### Dataset listings of figures
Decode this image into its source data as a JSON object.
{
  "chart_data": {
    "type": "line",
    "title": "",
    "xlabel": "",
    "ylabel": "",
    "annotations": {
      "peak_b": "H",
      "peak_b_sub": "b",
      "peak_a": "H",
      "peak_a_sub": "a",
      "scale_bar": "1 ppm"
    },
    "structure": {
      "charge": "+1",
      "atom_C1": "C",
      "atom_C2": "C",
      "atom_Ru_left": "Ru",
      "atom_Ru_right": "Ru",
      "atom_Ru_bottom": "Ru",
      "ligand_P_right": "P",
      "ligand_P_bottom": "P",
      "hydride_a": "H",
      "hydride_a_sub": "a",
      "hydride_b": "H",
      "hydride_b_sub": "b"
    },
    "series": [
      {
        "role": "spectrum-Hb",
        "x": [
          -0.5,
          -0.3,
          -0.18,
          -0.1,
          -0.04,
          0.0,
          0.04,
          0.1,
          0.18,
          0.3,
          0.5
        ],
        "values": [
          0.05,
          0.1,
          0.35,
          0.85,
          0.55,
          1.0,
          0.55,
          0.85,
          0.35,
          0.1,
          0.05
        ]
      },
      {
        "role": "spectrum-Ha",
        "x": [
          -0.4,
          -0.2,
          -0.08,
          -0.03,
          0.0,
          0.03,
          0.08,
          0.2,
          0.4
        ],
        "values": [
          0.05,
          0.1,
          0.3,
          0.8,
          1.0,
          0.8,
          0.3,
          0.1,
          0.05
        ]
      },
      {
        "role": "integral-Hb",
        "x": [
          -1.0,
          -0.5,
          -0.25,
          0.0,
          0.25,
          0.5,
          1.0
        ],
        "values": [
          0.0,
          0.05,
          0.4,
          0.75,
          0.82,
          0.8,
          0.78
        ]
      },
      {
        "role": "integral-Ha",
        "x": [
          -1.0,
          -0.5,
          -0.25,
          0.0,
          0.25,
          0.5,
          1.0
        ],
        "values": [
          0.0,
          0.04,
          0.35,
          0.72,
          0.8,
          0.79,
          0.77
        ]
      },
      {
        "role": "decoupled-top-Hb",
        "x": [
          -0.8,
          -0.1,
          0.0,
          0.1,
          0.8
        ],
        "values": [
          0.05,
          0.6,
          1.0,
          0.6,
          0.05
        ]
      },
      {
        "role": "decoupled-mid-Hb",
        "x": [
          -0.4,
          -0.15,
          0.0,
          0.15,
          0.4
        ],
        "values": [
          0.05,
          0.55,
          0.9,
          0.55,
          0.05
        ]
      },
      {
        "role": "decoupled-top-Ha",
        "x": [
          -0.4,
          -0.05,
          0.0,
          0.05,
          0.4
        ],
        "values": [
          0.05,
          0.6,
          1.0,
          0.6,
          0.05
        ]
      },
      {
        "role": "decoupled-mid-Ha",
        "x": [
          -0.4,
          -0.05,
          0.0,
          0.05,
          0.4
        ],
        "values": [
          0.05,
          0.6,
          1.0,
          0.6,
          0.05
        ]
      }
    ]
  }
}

### Directive
The records above must be repeated exactly, every one of them.

### Final result
Decode this image into its source data as a JSON object.
{
  "chart_data": {
    "type": "line",
    "title": "",
    "xlabel": "",
    "ylabel": "",
    "annotations": {
      "peak_b": "H",
      "peak_b_sub": "b",
      "peak_a": "H",
      "peak_a_sub": "a",
      "scale_bar": "1 ppm"
    },
    "structure": {
      "charge": "+1",
      "atom_C1": "C",
      "atom_C2": "C",
      "atom_Ru_left": "Ru",
      "atom_Ru_right": "Ru",
      "atom_Ru_bottom": "Ru",
      "ligand_P_right": "P",
      "ligand_P_bottom": "P",
      "hydride_a": "H",
      "hydride_a_sub": "a",
      "hydride_b": "H",
      "hydride_b_sub": "b"
    },
    "series": [
      {
        "role": "spectrum-Hb",
        "x": [
          -0.5,
          -0.3,
          -0.18,
          -0.1,
          -0.04,
          0.0,
          0.04,
          0.1,
          0.18,
          0.3,
          0.5
        ],
        "values": [
          0.05,
          0.1,
          0.35,
          0.85,
          0.55,
          1.0,
          0.55,
          0.85,
          0.35,
          0.1,
          0.05
        ]
      },
      {
        "role": "spectrum-Ha",
        "x": [
          -0.4,
          -0.2,
          -0.08,
          -0.03,
          0.0,
          0.03,
          0.08,
          0.2,
          0.4
        ],
        "values": [
          0.05,
          0.1,
          0.3,
          0.8,
          1.0,
          0.8,
          0.3,
          0.1,
          0.05
        ]
      },
      {
        "role": "integral-Hb",
        "x": [
          -1.0,
          -0.5,
          -0.25,
          0.0,
          0.25,
          0.5,
          1.0
        ],
        "values": [
          0.0,
          0.05,
          0.4,
          0.75,
          0.82,
          0.8,
          0.78
        ]
      },
      {
        "role": "integral-Ha",
        "x": [
          -1.0,
          -0.5,
          -0.25,
          0.0,
          0.25,
          0.5,
          1.0
        ],
        "values": [
          0.0,
          0.04,
          0.35,
          0.72,
          0.8,
          0.79,
          0.77
        ]
      },
      {
        "role": "decoupled-top-Hb",
        "x": [
          -0.8,
          -0.1,
          0.0,
          0.1,
          0.8
        ],
        "values": [
          0.05,
          0.6,
          1.0,
          0.6,
          0.05
        ]
      },
      {
        "role": "decoupled-mid-Hb",
        "x": [
          -0.4,
          -0.15,
          0.0,
          0.15,
          0.4
        ],
        "values": [
          0.05,
          0.55,
          0.9,
          0.55,
          0.05
        ]
      },
      {
        "role": "decoupled-top-Ha",
        "x": [
          -0.4,
          -0.05,
          0.0,
          0.05,
          0.4
        ],
        "values": [
          0.05,
          0.6,
          1.0,
          0.6,
          0.05
        ]
      },
      {
        "role": "decoupled-mid-Ha",
        "x": [
          -0.4,
          -0.05,
          0.0,
          0.05,
          0.4
        ],
        "values": [
          0.05,
          0.6,
          1.0,
          0.6,
          0.05
        ]
      }
    ]
  }
}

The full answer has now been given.